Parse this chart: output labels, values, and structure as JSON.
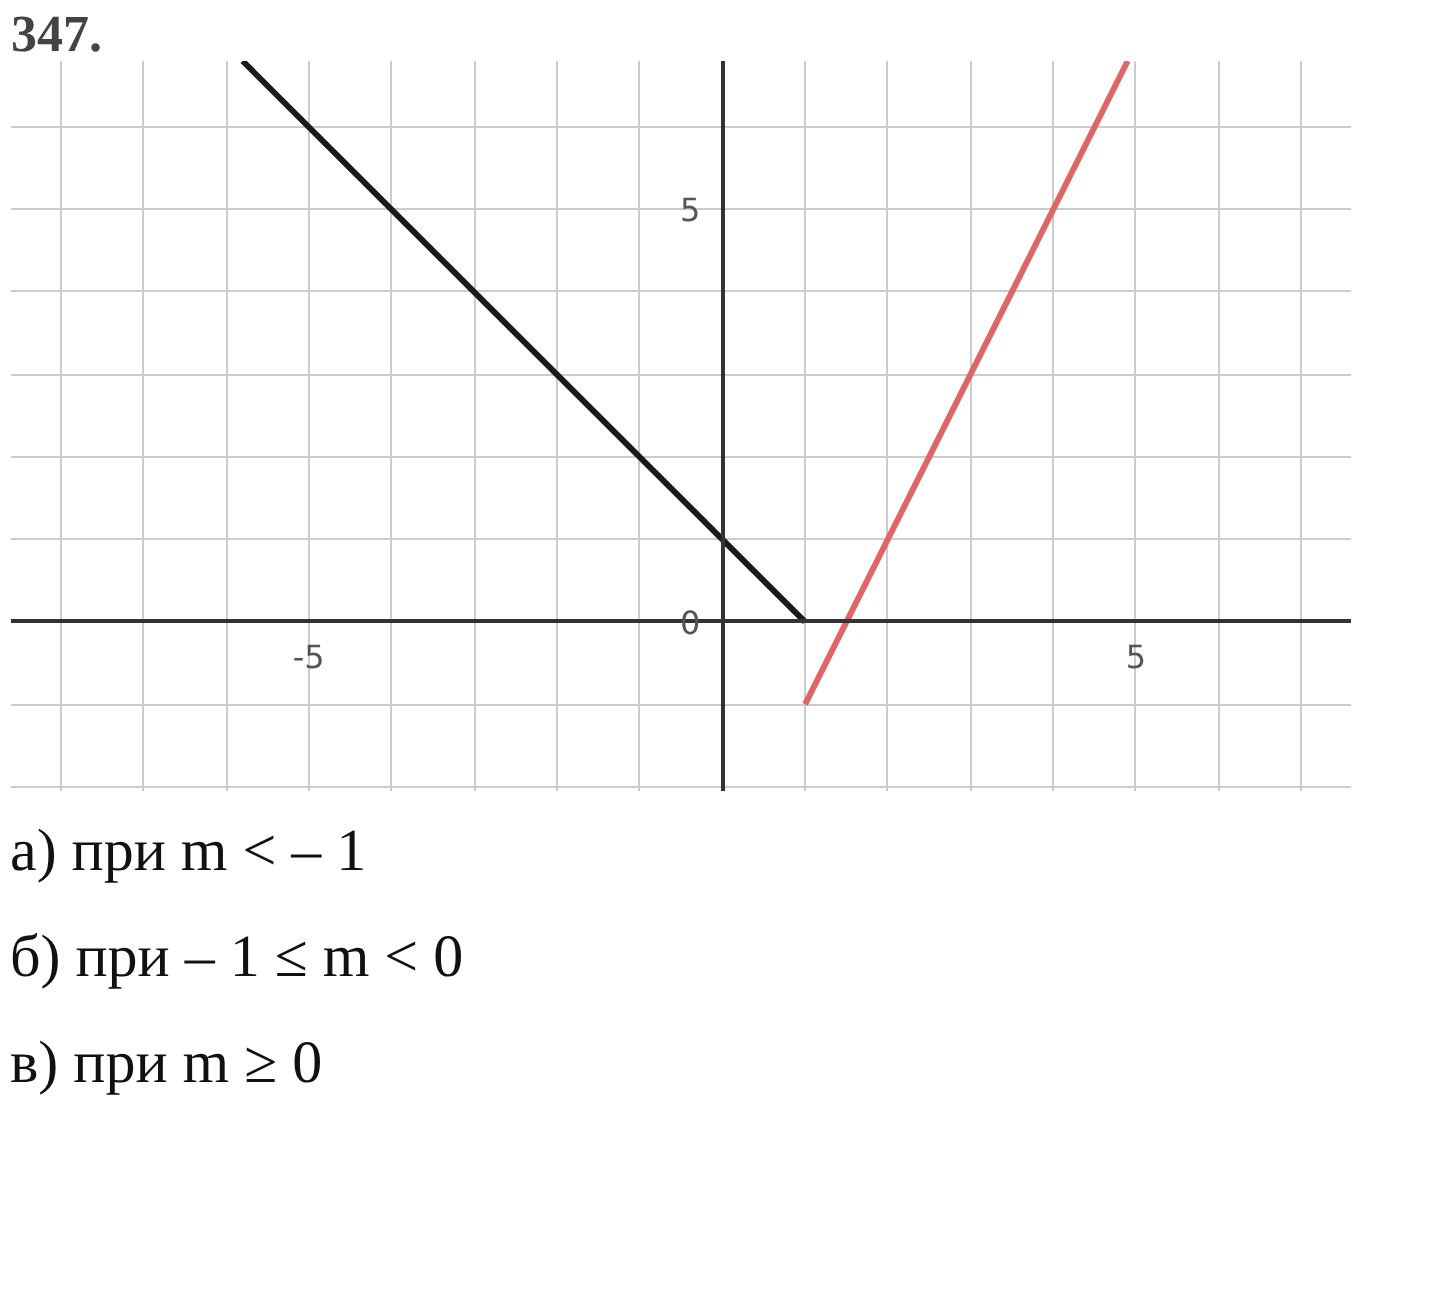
{
  "chart_data": {
    "type": "line",
    "title": "347.",
    "series": [
      {
        "x": [
          -5.8,
          1
        ],
        "values": [
          6.8,
          0
        ],
        "color": "#1a1a1a"
      },
      {
        "x": [
          1,
          4.9
        ],
        "values": [
          -1,
          6.8
        ],
        "color": "#e06666"
      }
    ],
    "xlim": [
      -8.6,
      7.6
    ],
    "ylim": [
      -2.05,
      6.8
    ],
    "xticks": [
      {
        "value": -8,
        "label": null
      },
      {
        "value": -7,
        "label": null
      },
      {
        "value": -6,
        "label": null
      },
      -5,
      {
        "value": -4,
        "label": null
      },
      {
        "value": -3,
        "label": null
      },
      {
        "value": -2,
        "label": null
      },
      {
        "value": -1,
        "label": null
      },
      {
        "value": 0,
        "label": null
      },
      {
        "value": 1,
        "label": null
      },
      {
        "value": 2,
        "label": null
      },
      {
        "value": 3,
        "label": null
      },
      {
        "value": 4,
        "label": null
      },
      5,
      {
        "value": 6,
        "label": null
      },
      {
        "value": 7,
        "label": null
      }
    ],
    "yticks": [
      {
        "value": -2,
        "label": null
      },
      {
        "value": -1,
        "label": null
      },
      0,
      {
        "value": 1,
        "label": null
      },
      {
        "value": 2,
        "label": null
      },
      {
        "value": 3,
        "label": null
      },
      {
        "value": 4,
        "label": null
      },
      5,
      {
        "value": 6,
        "label": null
      }
    ],
    "grid": true,
    "marker": "none",
    "line_style": "solid",
    "annotations": [
      "а) при m < – 1",
      "б) при – 1 ≤ m < 0",
      "в) при m ≥ 0"
    ]
  }
}
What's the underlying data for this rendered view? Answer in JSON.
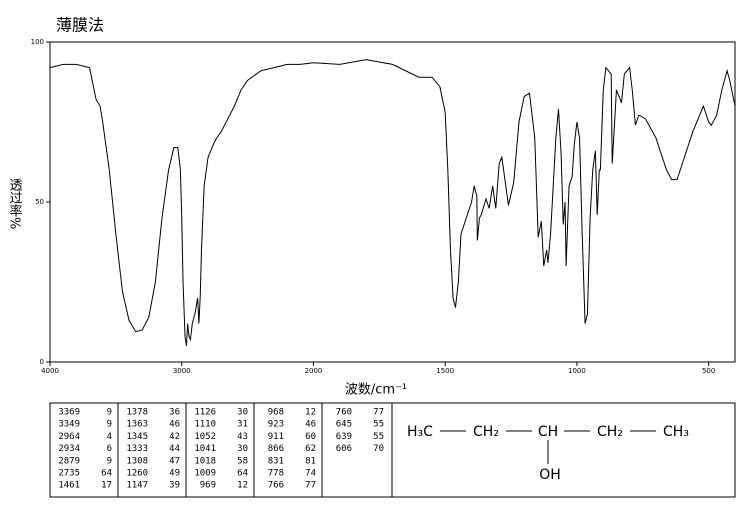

::::::::

• _The problem_: Reproduce the material word for word. Any pictures should be left out of the copy.

• _Answer to this problem_:
Parse this chart: output labels, values, and structure as JSON.
{
  "chart_data": {
    "type": "line",
    "title": "347.",
    "series": [
      {
        "x": [
          -5.8,
          1
        ],
        "values": [
          6.8,
          0
        ],
        "color": "#1a1a1a"
      },
      {
        "x": [
          1,
          4.9
        ],
        "values": [
          -1,
          6.8
        ],
        "color": "#e06666"
      }
    ],
    "xlim": [
      -8.6,
      7.6
    ],
    "ylim": [
      -2.05,
      6.8
    ],
    "xticks": [
      {
        "value": -8,
        "label": null
      },
      {
        "value": -7,
        "label": null
      },
      {
        "value": -6,
        "label": null
      },
      -5,
      {
        "value": -4,
        "label": null
      },
      {
        "value": -3,
        "label": null
      },
      {
        "value": -2,
        "label": null
      },
      {
        "value": -1,
        "label": null
      },
      {
        "value": 0,
        "label": null
      },
      {
        "value": 1,
        "label": null
      },
      {
        "value": 2,
        "label": null
      },
      {
        "value": 3,
        "label": null
      },
      {
        "value": 4,
        "label": null
      },
      5,
      {
        "value": 6,
        "label": null
      },
      {
        "value": 7,
        "label": null
      }
    ],
    "yticks": [
      {
        "value": -2,
        "label": null
      },
      {
        "value": -1,
        "label": null
      },
      0,
      {
        "value": 1,
        "label": null
      },
      {
        "value": 2,
        "label": null
      },
      {
        "value": 3,
        "label": null
      },
      {
        "value": 4,
        "label": null
      },
      5,
      {
        "value": 6,
        "label": null
      }
    ],
    "grid": true,
    "marker": "none",
    "line_style": "solid",
    "annotations": [
      "а) при m < – 1",
      "б) при – 1 ≤ m < 0",
      "в) при m ≥ 0"
    ]
  }
}
What's the underlying data for this rendered view? Answer in JSON.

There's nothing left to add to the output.